** START MATERIALS PROVIDED **

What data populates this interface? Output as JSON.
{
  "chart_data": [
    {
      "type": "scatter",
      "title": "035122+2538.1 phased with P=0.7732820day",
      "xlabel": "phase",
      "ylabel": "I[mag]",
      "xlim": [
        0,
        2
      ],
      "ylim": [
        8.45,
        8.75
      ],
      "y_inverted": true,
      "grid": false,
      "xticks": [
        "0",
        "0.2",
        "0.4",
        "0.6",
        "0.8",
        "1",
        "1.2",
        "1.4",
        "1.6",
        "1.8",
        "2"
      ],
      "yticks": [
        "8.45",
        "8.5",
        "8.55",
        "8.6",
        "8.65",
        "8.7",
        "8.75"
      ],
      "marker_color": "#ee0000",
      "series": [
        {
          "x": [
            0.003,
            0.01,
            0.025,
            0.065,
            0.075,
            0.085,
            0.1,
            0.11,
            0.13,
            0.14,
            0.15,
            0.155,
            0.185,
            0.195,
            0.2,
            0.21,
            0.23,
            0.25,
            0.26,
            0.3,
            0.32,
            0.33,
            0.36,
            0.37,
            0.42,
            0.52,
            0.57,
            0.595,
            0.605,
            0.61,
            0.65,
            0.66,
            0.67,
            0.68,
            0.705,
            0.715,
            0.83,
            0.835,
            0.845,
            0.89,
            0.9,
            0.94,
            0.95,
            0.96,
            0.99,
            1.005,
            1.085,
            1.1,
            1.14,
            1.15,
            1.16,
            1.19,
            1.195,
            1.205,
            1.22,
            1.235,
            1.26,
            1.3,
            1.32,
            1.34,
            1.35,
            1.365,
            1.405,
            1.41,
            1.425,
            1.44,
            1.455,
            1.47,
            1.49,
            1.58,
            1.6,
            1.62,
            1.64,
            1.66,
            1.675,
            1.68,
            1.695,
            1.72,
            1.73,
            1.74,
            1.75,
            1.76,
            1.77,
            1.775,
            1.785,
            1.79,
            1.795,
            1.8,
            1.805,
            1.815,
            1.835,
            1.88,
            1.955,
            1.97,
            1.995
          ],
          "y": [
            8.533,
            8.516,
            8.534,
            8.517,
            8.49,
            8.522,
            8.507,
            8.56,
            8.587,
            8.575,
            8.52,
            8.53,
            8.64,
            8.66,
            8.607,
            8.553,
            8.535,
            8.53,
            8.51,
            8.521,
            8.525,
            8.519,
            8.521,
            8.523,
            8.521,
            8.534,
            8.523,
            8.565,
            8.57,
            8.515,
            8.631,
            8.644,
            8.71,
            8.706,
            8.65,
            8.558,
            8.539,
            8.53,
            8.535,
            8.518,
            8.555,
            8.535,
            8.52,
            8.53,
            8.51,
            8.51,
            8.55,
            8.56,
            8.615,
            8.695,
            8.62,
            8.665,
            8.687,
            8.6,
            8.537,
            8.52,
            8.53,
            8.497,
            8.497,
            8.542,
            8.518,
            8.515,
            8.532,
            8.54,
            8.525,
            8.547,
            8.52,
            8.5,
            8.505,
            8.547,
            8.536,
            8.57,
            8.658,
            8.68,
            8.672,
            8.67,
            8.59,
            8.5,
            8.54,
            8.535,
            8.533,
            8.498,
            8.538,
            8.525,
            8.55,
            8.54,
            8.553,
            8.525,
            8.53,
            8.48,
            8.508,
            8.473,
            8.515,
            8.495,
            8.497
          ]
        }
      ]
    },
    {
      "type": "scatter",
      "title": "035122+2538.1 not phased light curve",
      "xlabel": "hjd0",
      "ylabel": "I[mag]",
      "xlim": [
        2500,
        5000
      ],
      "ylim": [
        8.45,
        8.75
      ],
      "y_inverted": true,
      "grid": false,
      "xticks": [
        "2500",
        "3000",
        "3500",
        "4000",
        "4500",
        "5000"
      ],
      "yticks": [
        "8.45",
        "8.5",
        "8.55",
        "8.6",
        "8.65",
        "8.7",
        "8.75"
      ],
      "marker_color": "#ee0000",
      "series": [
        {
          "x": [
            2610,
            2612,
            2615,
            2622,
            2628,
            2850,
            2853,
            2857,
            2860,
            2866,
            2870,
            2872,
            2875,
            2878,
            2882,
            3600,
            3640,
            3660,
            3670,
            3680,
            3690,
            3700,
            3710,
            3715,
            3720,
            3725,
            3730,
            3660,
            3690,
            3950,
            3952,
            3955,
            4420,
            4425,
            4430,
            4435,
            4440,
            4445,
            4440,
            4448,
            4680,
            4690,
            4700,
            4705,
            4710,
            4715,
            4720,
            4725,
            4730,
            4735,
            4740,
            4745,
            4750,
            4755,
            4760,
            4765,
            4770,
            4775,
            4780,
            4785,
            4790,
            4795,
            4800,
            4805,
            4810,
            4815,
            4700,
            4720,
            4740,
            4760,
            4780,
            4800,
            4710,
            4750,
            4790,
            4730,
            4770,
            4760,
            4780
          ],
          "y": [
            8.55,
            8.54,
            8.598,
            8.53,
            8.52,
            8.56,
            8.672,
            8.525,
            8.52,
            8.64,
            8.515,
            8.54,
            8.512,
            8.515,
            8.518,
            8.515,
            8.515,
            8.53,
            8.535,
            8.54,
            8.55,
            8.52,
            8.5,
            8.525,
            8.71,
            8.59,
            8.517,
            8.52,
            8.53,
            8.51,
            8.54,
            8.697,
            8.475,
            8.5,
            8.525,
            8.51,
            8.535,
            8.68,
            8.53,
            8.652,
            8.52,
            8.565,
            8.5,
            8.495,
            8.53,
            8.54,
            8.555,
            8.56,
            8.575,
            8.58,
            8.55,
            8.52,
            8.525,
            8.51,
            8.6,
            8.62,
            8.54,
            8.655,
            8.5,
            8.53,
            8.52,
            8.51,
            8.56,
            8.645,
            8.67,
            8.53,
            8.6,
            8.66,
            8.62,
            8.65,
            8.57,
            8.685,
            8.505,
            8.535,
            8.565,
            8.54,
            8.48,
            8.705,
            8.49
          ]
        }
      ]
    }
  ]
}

** END MATERIALS PROVIDED **

WHAT THIS TASK INVOLVES:
Reproduce the full listing above, character for character.

COMPLETE ANSWER:
What data populates this interface? Output as JSON.
{
  "chart_data": [
    {
      "type": "scatter",
      "title": "035122+2538.1 phased with P=0.7732820day",
      "xlabel": "phase",
      "ylabel": "I[mag]",
      "xlim": [
        0,
        2
      ],
      "ylim": [
        8.45,
        8.75
      ],
      "y_inverted": true,
      "grid": false,
      "xticks": [
        "0",
        "0.2",
        "0.4",
        "0.6",
        "0.8",
        "1",
        "1.2",
        "1.4",
        "1.6",
        "1.8",
        "2"
      ],
      "yticks": [
        "8.45",
        "8.5",
        "8.55",
        "8.6",
        "8.65",
        "8.7",
        "8.75"
      ],
      "marker_color": "#ee0000",
      "series": [
        {
          "x": [
            0.003,
            0.01,
            0.025,
            0.065,
            0.075,
            0.085,
            0.1,
            0.11,
            0.13,
            0.14,
            0.15,
            0.155,
            0.185,
            0.195,
            0.2,
            0.21,
            0.23,
            0.25,
            0.26,
            0.3,
            0.32,
            0.33,
            0.36,
            0.37,
            0.42,
            0.52,
            0.57,
            0.595,
            0.605,
            0.61,
            0.65,
            0.66,
            0.67,
            0.68,
            0.705,
            0.715,
            0.83,
            0.835,
            0.845,
            0.89,
            0.9,
            0.94,
            0.95,
            0.96,
            0.99,
            1.005,
            1.085,
            1.1,
            1.14,
            1.15,
            1.16,
            1.19,
            1.195,
            1.205,
            1.22,
            1.235,
            1.26,
            1.3,
            1.32,
            1.34,
            1.35,
            1.365,
            1.405,
            1.41,
            1.425,
            1.44,
            1.455,
            1.47,
            1.49,
            1.58,
            1.6,
            1.62,
            1.64,
            1.66,
            1.675,
            1.68,
            1.695,
            1.72,
            1.73,
            1.74,
            1.75,
            1.76,
            1.77,
            1.775,
            1.785,
            1.79,
            1.795,
            1.8,
            1.805,
            1.815,
            1.835,
            1.88,
            1.955,
            1.97,
            1.995
          ],
          "y": [
            8.533,
            8.516,
            8.534,
            8.517,
            8.49,
            8.522,
            8.507,
            8.56,
            8.587,
            8.575,
            8.52,
            8.53,
            8.64,
            8.66,
            8.607,
            8.553,
            8.535,
            8.53,
            8.51,
            8.521,
            8.525,
            8.519,
            8.521,
            8.523,
            8.521,
            8.534,
            8.523,
            8.565,
            8.57,
            8.515,
            8.631,
            8.644,
            8.71,
            8.706,
            8.65,
            8.558,
            8.539,
            8.53,
            8.535,
            8.518,
            8.555,
            8.535,
            8.52,
            8.53,
            8.51,
            8.51,
            8.55,
            8.56,
            8.615,
            8.695,
            8.62,
            8.665,
            8.687,
            8.6,
            8.537,
            8.52,
            8.53,
            8.497,
            8.497,
            8.542,
            8.518,
            8.515,
            8.532,
            8.54,
            8.525,
            8.547,
            8.52,
            8.5,
            8.505,
            8.547,
            8.536,
            8.57,
            8.658,
            8.68,
            8.672,
            8.67,
            8.59,
            8.5,
            8.54,
            8.535,
            8.533,
            8.498,
            8.538,
            8.525,
            8.55,
            8.54,
            8.553,
            8.525,
            8.53,
            8.48,
            8.508,
            8.473,
            8.515,
            8.495,
            8.497
          ]
        }
      ]
    },
    {
      "type": "scatter",
      "title": "035122+2538.1 not phased light curve",
      "xlabel": "hjd0",
      "ylabel": "I[mag]",
      "xlim": [
        2500,
        5000
      ],
      "ylim": [
        8.45,
        8.75
      ],
      "y_inverted": true,
      "grid": false,
      "xticks": [
        "2500",
        "3000",
        "3500",
        "4000",
        "4500",
        "5000"
      ],
      "yticks": [
        "8.45",
        "8.5",
        "8.55",
        "8.6",
        "8.65",
        "8.7",
        "8.75"
      ],
      "marker_color": "#ee0000",
      "series": [
        {
          "x": [
            2610,
            2612,
            2615,
            2622,
            2628,
            2850,
            2853,
            2857,
            2860,
            2866,
            2870,
            2872,
            2875,
            2878,
            2882,
            3600,
            3640,
            3660,
            3670,
            3680,
            3690,
            3700,
            3710,
            3715,
            3720,
            3725,
            3730,
            3660,
            3690,
            3950,
            3952,
            3955,
            4420,
            4425,
            4430,
            4435,
            4440,
            4445,
            4440,
            4448,
            4680,
            4690,
            4700,
            4705,
            4710,
            4715,
            4720,
            4725,
            4730,
            4735,
            4740,
            4745,
            4750,
            4755,
            4760,
            4765,
            4770,
            4775,
            4780,
            4785,
            4790,
            4795,
            4800,
            4805,
            4810,
            4815,
            4700,
            4720,
            4740,
            4760,
            4780,
            4800,
            4710,
            4750,
            4790,
            4730,
            4770,
            4760,
            4780
          ],
          "y": [
            8.55,
            8.54,
            8.598,
            8.53,
            8.52,
            8.56,
            8.672,
            8.525,
            8.52,
            8.64,
            8.515,
            8.54,
            8.512,
            8.515,
            8.518,
            8.515,
            8.515,
            8.53,
            8.535,
            8.54,
            8.55,
            8.52,
            8.5,
            8.525,
            8.71,
            8.59,
            8.517,
            8.52,
            8.53,
            8.51,
            8.54,
            8.697,
            8.475,
            8.5,
            8.525,
            8.51,
            8.535,
            8.68,
            8.53,
            8.652,
            8.52,
            8.565,
            8.5,
            8.495,
            8.53,
            8.54,
            8.555,
            8.56,
            8.575,
            8.58,
            8.55,
            8.52,
            8.525,
            8.51,
            8.6,
            8.62,
            8.54,
            8.655,
            8.5,
            8.53,
            8.52,
            8.51,
            8.56,
            8.645,
            8.67,
            8.53,
            8.6,
            8.66,
            8.62,
            8.65,
            8.57,
            8.685,
            8.505,
            8.535,
            8.565,
            8.54,
            8.48,
            8.705,
            8.49
          ]
        }
      ]
    }
  ]
}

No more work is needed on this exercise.